CHALLENGE:
Below is a listing; write it out exactly and drop any images from it.

THE INPUT:
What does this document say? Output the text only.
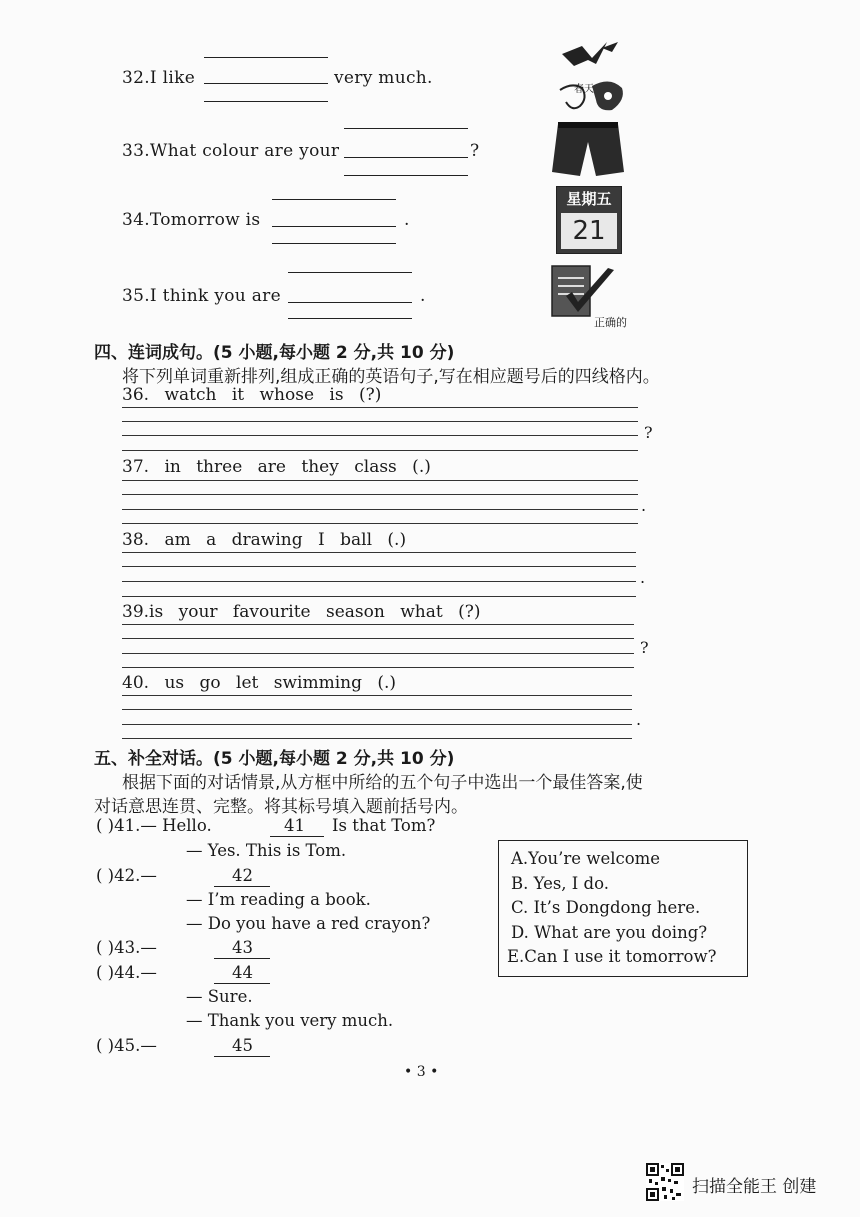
32.I like	very much.
33.What colour are your	?
34.Tomorrow is	.
35.I think you are	.
春天
星期五
21
正确的
四、连词成句。(5 小题,每小题 2 分,共 10 分)
将下列单词重新排列,组成正确的英语句子,写在相应题号后的四线格内。
36. watch it whose is (?)
?
37. in three are they class (.)
.
38. am a drawing I ball (.)
.
39.is your favourite season what (?)
?
40. us go let swimming (.)
.
五、补全对话。(5 小题,每小题 2 分,共 10 分)
根据下面的对话情景,从方框中所给的五个句子中选出一个最佳答案,使
对话意思连贯、完整。将其标号填入题前括号内。
( )41.— Hello.	41 Is that Tom?
— Yes. This is Tom.
( )42.—	42
— I’m reading a book.
— Do you have a red crayon?
( )43.—	43
( )44.—	44
— Sure.
— Thank you very much.
( )45.—	45
A.You’re welcome
B. Yes, I do.
C. It’s Dongdong here.
D. What are you doing?
E.Can I use it tomorrow?
• 3 •
扫描全能王 创建
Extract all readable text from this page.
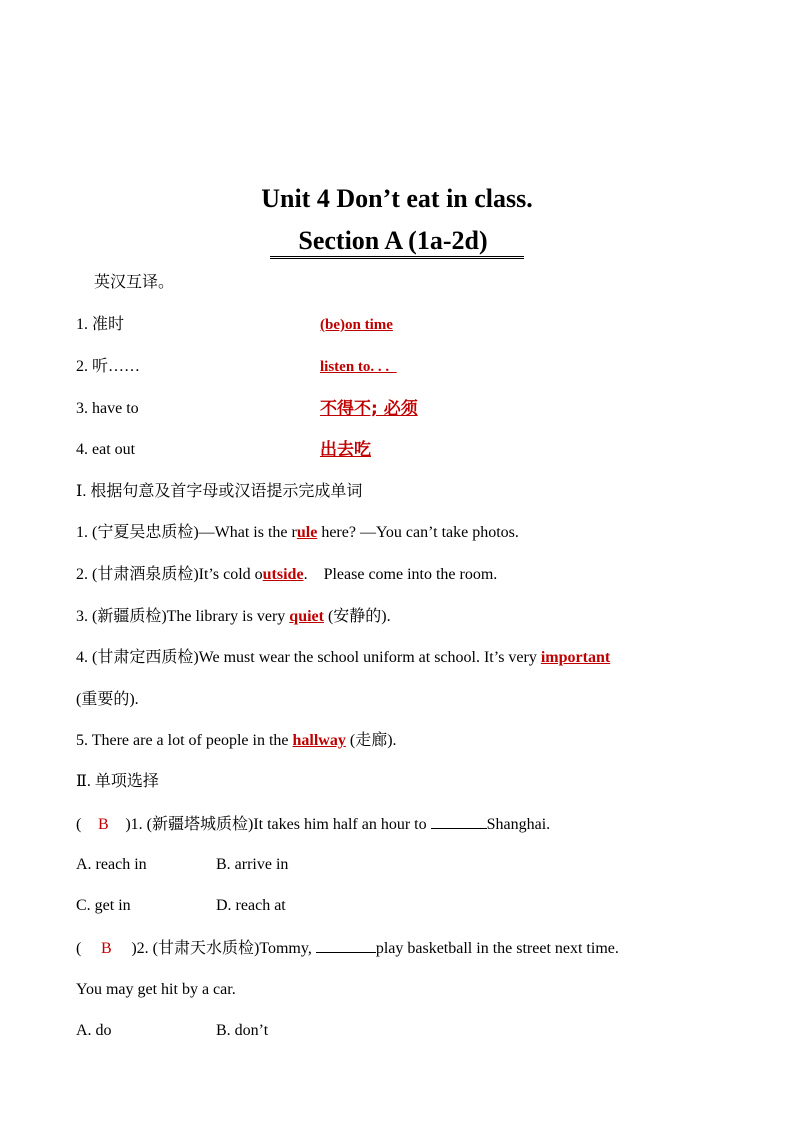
Unit 4 Don’t eat in class.
Section A (1a-2d)
英汉互译。
1. 准时	(be)on time
2. 听……	listen to. . .
3. have to	不得不; 必须
4. eat out	出去吃
Ⅰ. 根据句意及首字母或汉语提示完成单词
1. (宁夏吴忠质检)—What is the rule here? —You can’t take photos.
2. (甘肃酒泉质检)It’s cold outside.    Please come into the room.
3. (新疆质检)The library is very quiet (安静的).
4. (甘肃定西质检)We must wear the school uniform at school. It’s very important
(重要的).
5. There are a lot of people in the hallway (走廊).
Ⅱ. 单项选择
( B )1. (新疆塔城质检)It takes him half an hour to	Shanghai.
A. reach in	B. arrive in
C. get in	D. reach at
( B )2. (甘肃天水质检)Tommy,	play basketball in the street next time.
You may get hit by a car.
A. do	B. don’t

THE OUTPUT:
What does this document say? Output the text only.
32.I like	very much.
33.What colour are your	?
34.Tomorrow is	.
35.I think you are	.
春天
星期五
21
正确的
四、连词成句。(5 小题,每小题 2 分,共 10 分)
将下列单词重新排列,组成正确的英语句子,写在相应题号后的四线格内。
36. watch it whose is (?)
?
37. in three are they class (.)
.
38. am a drawing I ball (.)
.
39.is your favourite season what (?)
?
40. us go let swimming (.)
.
五、补全对话。(5 小题,每小题 2 分,共 10 分)
根据下面的对话情景,从方框中所给的五个句子中选出一个最佳答案,使
对话意思连贯、完整。将其标号填入题前括号内。
( )41.— Hello.	41 Is that Tom?
— Yes. This is Tom.
( )42.—	42
— I’m reading a book.
— Do you have a red crayon?
( )43.—	43
( )44.—	44
— Sure.
— Thank you very much.
( )45.—	45
A.You’re welcome
B. Yes, I do.
C. It’s Dongdong here.
D. What are you doing?
E.Can I use it tomorrow?
• 3 •
扫描全能王 创建
Extract all readable text from this page.
Unit 4 Don’t eat in class.
Section A (1a-2d)
英汉互译。
1. 准时	(be)on time
2. 听……	listen to. . .
3. have to	不得不; 必须
4. eat out	出去吃
Ⅰ. 根据句意及首字母或汉语提示完成单词
1. (宁夏吴忠质检)—What is the rule here? —You can’t take photos.
2. (甘肃酒泉质检)It’s cold outside.    Please come into the room.
3. (新疆质检)The library is very quiet (安静的).
4. (甘肃定西质检)We must wear the school uniform at school. It’s very important
(重要的).
5. There are a lot of people in the hallway (走廊).
Ⅱ. 单项选择
( B )1. (新疆塔城质检)It takes him half an hour to	Shanghai.
A. reach in	B. arrive in
C. get in	D. reach at
( B )2. (甘肃天水质检)Tommy,	play basketball in the street next time.
You may get hit by a car.
A. do	B. don’t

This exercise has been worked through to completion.